● Yapılacak Görevler
a: Diyarbakır yazısına dayanarak şu soruları yanıtlayın:
(i) Polis, çatışan öğrenci gruplarından birine karşı ne kullanıyordu?
(ii) Yaralandığı duyulan DTK Eşbaşkanı kimdir?
(iii) Jonathan Powell, Diyarbakır'da kimin davetlisi olarak konuşacaktı?
b: Diyarbakır yazısında "Diyarbakır’da bu alışılmış" ifadesinden "çalışıyoruz bir zamandır." ifadesine kadar uzanan bölümü yeniden yazın ve "kitabının" sözcüğünü "eserinin" ile değiştirin.
c: Diyarbakır yazısını son cümlesinden sonra devam ettirerek genişletin.

● Okuma Parçası

'''

İyimserliği korumak için, sabır gerekli. İniş-çıkışlar olabilir. ‘Taraflar’ın farklı algılamaları olabilir. Çelişkiler olabilir
Diyarbakır’da bilenler bilir, Dağkapı’nın ötesinde, surların dışında,
Fiskayası’nın hemen üzerinden göz kamaştırıcı bir manzara uzanır
insanın gözlerinin önünde. Önceki gün, yemyeşil bahçelerin arasından
kıvrılarak akan Dicle’yi tepeden seyrederken Dicle Üniversitesi’nin
girişinin önünden dumanlar yükseldiğini gördük. Polis, çatışan öğrenci
gruplarından birine biber gazı kullanıyormuş.
Olayların neden patlak verdiğine ilişkin ‘gerçekleri’ öğrenmek fazla
vakit almadı ama olaylar yatışmadı da. Dün daha da geniş boyutlu öğrenci
çatışmaları yaşandı. Hatta DTK Eşbaşkanı Aysel Tuğluk’un yaralandığı
duyuldu.
Çatışanların, ‘Kutlu Doğum Haftası’nı kutlamak isteyen Hizbullah
yanlısı öğrenciler ile ‘Kürt siyasi hareketi’ yandaşı öğrenciler olduğu
söyleniyor. Bu ‘karşılaşma’nın, önümüzdeki dönemde yani ‘savaş
sonrası’nın ‘barış dönemi’nde bölge siyasetine damgasını vurabileceği
spekülasyonları da işitiliyor.
Pazartesi sabah saatlerinde Diyarbakır’dan savaş uçakları
havalanıyordu. Salı öğleye doğru, yani dün de göğü yırtan sesler geldi.
Başımızı göğe kaldırdığımızda iki savaş uçağının bulutlara doğru
tırmandığını gördük. Akşamüstü de hava hareketliliği devam etti.
Savaş uçağı sesleri kulağımızı ilk doldurduğunda Jonathan Powell,
“Kandil’i bombardıman için buradan mı havalanıyorlar” diye sormuştu.
Diyarbakır’da bu alışılmış uçak sesleri, ‘Barış Süreci’ne uygun bir
melodi olmamakla birlikte, bu kez Kandil’i hedef alan bir uçuş oldukları
da söylenemez. Sınırın öte tarafından öyle bir bilgi saatler boyu
gelmedi çünkü.
‘Barış süreci’nin öyküsünü anlattığı kitabının arka kapağında, Tony
Blair, Bertie Ahern ve Bill Clinton ortak imzalı tanıtım yazısında
‘Kuzey İrlanda barış çözümünün kirvesi’ olarak nitelenen Jonathan Powell
ile birlikte Diyarbakır’daydık. Tony Blair’in sağ kolu olan ve daha
önemlisi Britanya hükümetinin ‘başmüzakerecisi’ olarak Sinn Fein ile
müzakereleri başlatmış bulunan Jonathan Powell, Diyarbakır’da DİSA’nın
davetlisi olarak konuşacaktı. Ben de moderatörlüğü üstlenmiştim. Powell
ile zaten DPI’ın (Demokratik Gelişim Enstitüsü) ‘karşılaştırmalı çatışma
çözümü örnekleri’ konusunda da birlikte çalışıyoruz bir zamandır.

'''

● Çıkarılan kayıtlar
'''

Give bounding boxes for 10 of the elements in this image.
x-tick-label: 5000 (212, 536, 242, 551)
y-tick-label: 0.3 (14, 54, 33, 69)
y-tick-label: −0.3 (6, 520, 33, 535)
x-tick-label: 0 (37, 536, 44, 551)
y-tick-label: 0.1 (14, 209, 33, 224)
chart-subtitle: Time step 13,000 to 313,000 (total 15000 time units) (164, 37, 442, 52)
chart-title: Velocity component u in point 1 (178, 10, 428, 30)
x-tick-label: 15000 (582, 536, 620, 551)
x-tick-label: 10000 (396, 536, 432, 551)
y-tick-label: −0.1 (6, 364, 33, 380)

'''

● Beklenen Çıktılar
a:
(i) Polis, çatışan öğrenci gruplarından birine karşı biber gazı kullanıyordu.
(ii) Yaralandığı duyulan DTK Eşbaşkanı Aysel Tuğluk'tur.
(iii) Jonathan Powell, Diyarbakır'da DİSA'nın davetlisi olarak konuşacaktı.

b:
Diyarbakır’da bu alışılmış uçak sesleri, ‘Barış Süreci’ne uygun bir
melodi olmamakla birlikte, bu kez Kandil’i hedef alan bir uçuş oldukları
da söylenemez. Sınırın öte tarafından öyle bir bilgi saatler boyu
gelmedi çünkü.
‘Barış süreci’nin öyküsünü anlattığı eserinin arka kapağında, Tony
Blair, Bertie Ahern ve Bill Clinton ortak imzalı tanıtım yazısında
‘Kuzey İrlanda barış çözümünün kirvesi’ olarak nitelenen Jonathan Powell
ile birlikte Diyarbakır’daydık. Tony Blair’in sağ kolu olan ve daha
önemlisi Britanya hükümetinin ‘başmüzakerecisi’ olarak Sinn Fein ile
müzakereleri başlatmış bulunan Jonathan Powell, Diyarbakır’da DİSA’nın
davetlisi olarak konuşacaktı. Ben de moderatörlüğü üstlenmiştim. Powell
ile zaten DPI’ın (Demokratik Gelişim Enstitüsü) ‘karşılaştırmalı çatışma
çözümü örnekleri’ konusunda da birlikte çalışıyoruz bir zamandır.

c:
Kendisini görmeyeli epey olmuştu; şu sıralarda Kolombiya’daki ‘çözüm
süreci’ ile çok meşgul. Aksi halde, Diyarbakır’da çok önceden
bekleniyordu. Ama gelişi tam da ‘süreç’le denk düştü. Önemli açılar
sunduğu bir konuşma yaptı Diyarbakır’da kendisini dinleyen 120-130
kişilik bir dinleyici kitlesi önünde.
Jonathan Powell, ‘çözüm’ ya da ‘barış süreçlerinin temel
özellikleri’nden söz ederken ön sırada ‘kapsayıcı’ olmaları gerektiğine
yani, çok geniş bir katılımı sağlamalarının önemine dikkat çekti. İkinci
sırada ise ‘sürecin bir yapıya sahip olması’ ve ‘yapılandırılması’
üzerinde durdu.
Bu konuda Kuzey İrlanda çözümünde ‘yapılandırılma’nın sürecin şu üç
boyut üzerine yerleştirilmesiyle mümkün olabildiğinden söz etti: 1)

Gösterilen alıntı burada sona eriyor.